■ THINGS TO DO
1. In the web server configuration page, rewrite the paragraph beginning "In order for the Apache resource agent" as a short bulleted list, keeping its main facts.
2. Translate this sentence from the web server configuration page into Spanish: "You also need the wget tool installed on the cluster to be able to check the status of Apache."
3. Print the web server configuration page verbatim from "# yum install" to "the file system.".

B.3.2. Web Server Configuration

The following procedure configures an Apache HTTP server.
  1. Ensure that the Apache HTTP server is installed on each node in the cluster. You also need the wget tool installed on the cluster to be able to check the status of Apache.
    On each node, execute the following command.
    # yum install -y httpd wget
  2. In order for the Apache resource agent to get the status of Apache, ensure that the following text is present in the /etc/httpd/conf/httpd.conf file on each node in the cluster, and ensure that it has not been commented out. If this text is not already present, add the text to the end of the file.
    
    <Location /server-status>
      SetHandler server-status
      Order deny,allow
      Deny from all
      Allow from 127.0.0.1
    </Location> 
    
  3. Create a web page for Apache to serve up. On one node in the cluster, mount the file system you created in Section B.3.1, “Configuring an LVM Volume with an ext4 File System”, create the file index.html on that file system, then unmount the file system.

■ SOURCE DATA
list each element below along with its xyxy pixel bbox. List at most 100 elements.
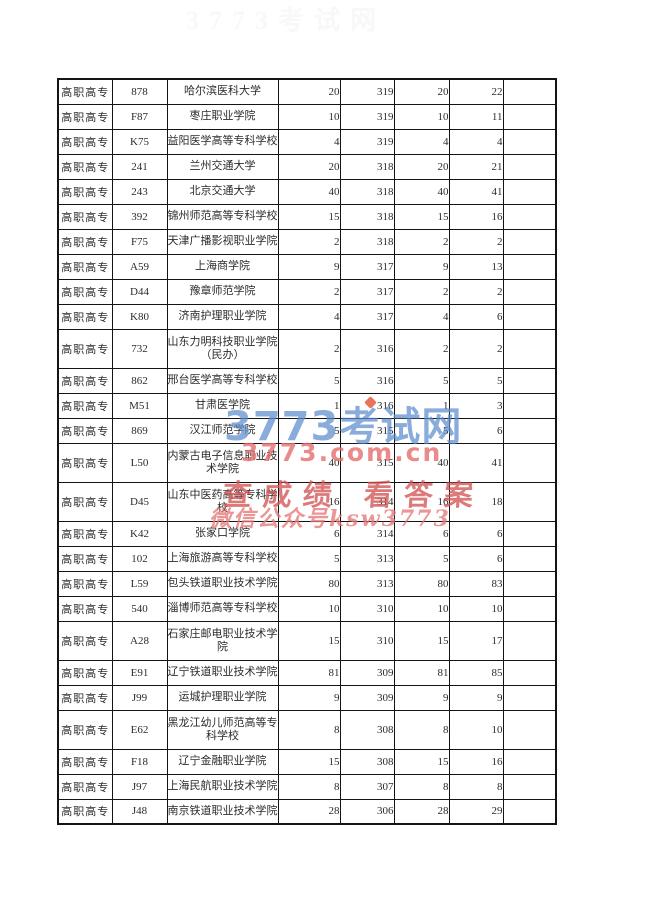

■ SOLUTIONS TO THE EXERCISE
1.
- The Apache resource agent needs the required text to get Apache's status.
- On each cluster node, check that /etc/httpd/conf/httpd.conf contains this text and that it is not commented out.
- If the text is missing, add it to the end of the file.

2. También necesita tener instalada la herramienta wget en el clúster para poder comprobar el estado de Apache.

3.
# yum install -y httpd wget
  2. In order for the Apache resource agent to get the status of Apache, ensure that the following text is present in the /etc/httpd/conf/httpd.conf file on each node in the cluster, and ensure that it has not been commented out. If this text is not already present, add the text to the end of the file.
    
    <Location /server-status>
      SetHandler server-status
      Order deny,allow
      Deny from all
      Allow from 127.0.0.1
    </Location> 
    
  3. Create a web page for Apache to serve up. On one node in the cluster, mount the file system you created in Section B.3.1, “Configuring an LVM Volume with an ext4 File System”, create the file index.html on that file system, then unmount the file system.